(Source records)
● ● ●

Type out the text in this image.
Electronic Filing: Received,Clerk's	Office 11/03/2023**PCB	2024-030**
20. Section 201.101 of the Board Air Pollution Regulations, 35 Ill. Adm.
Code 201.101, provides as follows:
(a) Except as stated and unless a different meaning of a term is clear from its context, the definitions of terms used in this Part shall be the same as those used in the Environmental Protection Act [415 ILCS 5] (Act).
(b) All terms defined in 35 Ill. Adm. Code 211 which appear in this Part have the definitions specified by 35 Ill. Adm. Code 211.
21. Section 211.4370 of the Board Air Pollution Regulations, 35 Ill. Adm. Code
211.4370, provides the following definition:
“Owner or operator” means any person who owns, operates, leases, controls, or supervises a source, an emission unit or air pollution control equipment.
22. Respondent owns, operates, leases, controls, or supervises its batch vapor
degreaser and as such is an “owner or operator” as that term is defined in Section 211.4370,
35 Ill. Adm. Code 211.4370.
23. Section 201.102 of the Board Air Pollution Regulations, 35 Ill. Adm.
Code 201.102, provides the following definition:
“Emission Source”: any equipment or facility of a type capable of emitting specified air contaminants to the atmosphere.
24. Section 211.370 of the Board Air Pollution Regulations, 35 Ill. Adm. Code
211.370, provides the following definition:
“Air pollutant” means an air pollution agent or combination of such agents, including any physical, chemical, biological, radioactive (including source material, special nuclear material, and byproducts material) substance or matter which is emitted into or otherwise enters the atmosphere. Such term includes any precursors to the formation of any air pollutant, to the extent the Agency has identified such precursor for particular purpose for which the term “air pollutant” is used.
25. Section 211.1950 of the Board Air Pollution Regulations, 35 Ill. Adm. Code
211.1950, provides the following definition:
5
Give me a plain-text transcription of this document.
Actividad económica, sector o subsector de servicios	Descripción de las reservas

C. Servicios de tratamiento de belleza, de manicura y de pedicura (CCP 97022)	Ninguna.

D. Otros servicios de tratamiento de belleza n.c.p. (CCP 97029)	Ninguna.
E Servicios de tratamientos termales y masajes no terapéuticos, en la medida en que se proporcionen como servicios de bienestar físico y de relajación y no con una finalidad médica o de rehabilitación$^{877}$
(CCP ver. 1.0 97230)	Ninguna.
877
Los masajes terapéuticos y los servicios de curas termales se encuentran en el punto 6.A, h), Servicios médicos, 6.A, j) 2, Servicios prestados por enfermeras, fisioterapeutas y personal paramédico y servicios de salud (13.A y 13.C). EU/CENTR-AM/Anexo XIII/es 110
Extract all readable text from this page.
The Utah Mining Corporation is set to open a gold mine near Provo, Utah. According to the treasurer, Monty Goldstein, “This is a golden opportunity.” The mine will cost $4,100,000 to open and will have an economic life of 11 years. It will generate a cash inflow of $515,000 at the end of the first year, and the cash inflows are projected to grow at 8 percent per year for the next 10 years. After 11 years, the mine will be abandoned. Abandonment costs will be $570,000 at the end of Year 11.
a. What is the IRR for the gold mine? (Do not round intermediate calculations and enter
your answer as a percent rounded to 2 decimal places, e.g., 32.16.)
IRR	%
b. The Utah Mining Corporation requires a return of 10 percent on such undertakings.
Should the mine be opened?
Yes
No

● ● ●

* _Direction_: Print all of the entries exactly as they appear.

* _Exercise answer_:
Type out the text in this image.
Electronic Filing: Received,Clerk's	Office 11/03/2023**PCB	2024-030**
20. Section 201.101 of the Board Air Pollution Regulations, 35 Ill. Adm.
Code 201.101, provides as follows:
(a) Except as stated and unless a different meaning of a term is clear from its context, the definitions of terms used in this Part shall be the same as those used in the Environmental Protection Act [415 ILCS 5] (Act).
(b) All terms defined in 35 Ill. Adm. Code 211 which appear in this Part have the definitions specified by 35 Ill. Adm. Code 211.
21. Section 211.4370 of the Board Air Pollution Regulations, 35 Ill. Adm. Code
211.4370, provides the following definition:
“Owner or operator” means any person who owns, operates, leases, controls, or supervises a source, an emission unit or air pollution control equipment.
22. Respondent owns, operates, leases, controls, or supervises its batch vapor
degreaser and as such is an “owner or operator” as that term is defined in Section 211.4370,
35 Ill. Adm. Code 211.4370.
23. Section 201.102 of the Board Air Pollution Regulations, 35 Ill. Adm.
Code 201.102, provides the following definition:
“Emission Source”: any equipment or facility of a type capable of emitting specified air contaminants to the atmosphere.
24. Section 211.370 of the Board Air Pollution Regulations, 35 Ill. Adm. Code
211.370, provides the following definition:
“Air pollutant” means an air pollution agent or combination of such agents, including any physical, chemical, biological, radioactive (including source material, special nuclear material, and byproducts material) substance or matter which is emitted into or otherwise enters the atmosphere. Such term includes any precursors to the formation of any air pollutant, to the extent the Agency has identified such precursor for particular purpose for which the term “air pollutant” is used.
25. Section 211.1950 of the Board Air Pollution Regulations, 35 Ill. Adm. Code
211.1950, provides the following definition:
5
Give me a plain-text transcription of this document.
Actividad económica, sector o subsector de servicios	Descripción de las reservas

C. Servicios de tratamiento de belleza, de manicura y de pedicura (CCP 97022)	Ninguna.

D. Otros servicios de tratamiento de belleza n.c.p. (CCP 97029)	Ninguna.
E Servicios de tratamientos termales y masajes no terapéuticos, en la medida en que se proporcionen como servicios de bienestar físico y de relajación y no con una finalidad médica o de rehabilitación$^{877}$
(CCP ver. 1.0 97230)	Ninguna.
877
Los masajes terapéuticos y los servicios de curas termales se encuentran en el punto 6.A, h), Servicios médicos, 6.A, j) 2, Servicios prestados por enfermeras, fisioterapeutas y personal paramédico y servicios de salud (13.A y 13.C). EU/CENTR-AM/Anexo XIII/es 110
Extract all readable text from this page.
The Utah Mining Corporation is set to open a gold mine near Provo, Utah. According to the treasurer, Monty Goldstein, “This is a golden opportunity.” The mine will cost $4,100,000 to open and will have an economic life of 11 years. It will generate a cash inflow of $515,000 at the end of the first year, and the cash inflows are projected to grow at 8 percent per year for the next 10 years. After 11 years, the mine will be abandoned. Abandonment costs will be $570,000 at the end of Year 11.
a. What is the IRR for the gold mine? (Do not round intermediate calculations and enter
your answer as a percent rounded to 2 decimal places, e.g., 32.16.)
IRR	%
b. The Utah Mining Corporation requires a return of 10 percent on such undertakings.
Should the mine be opened?
Yes
No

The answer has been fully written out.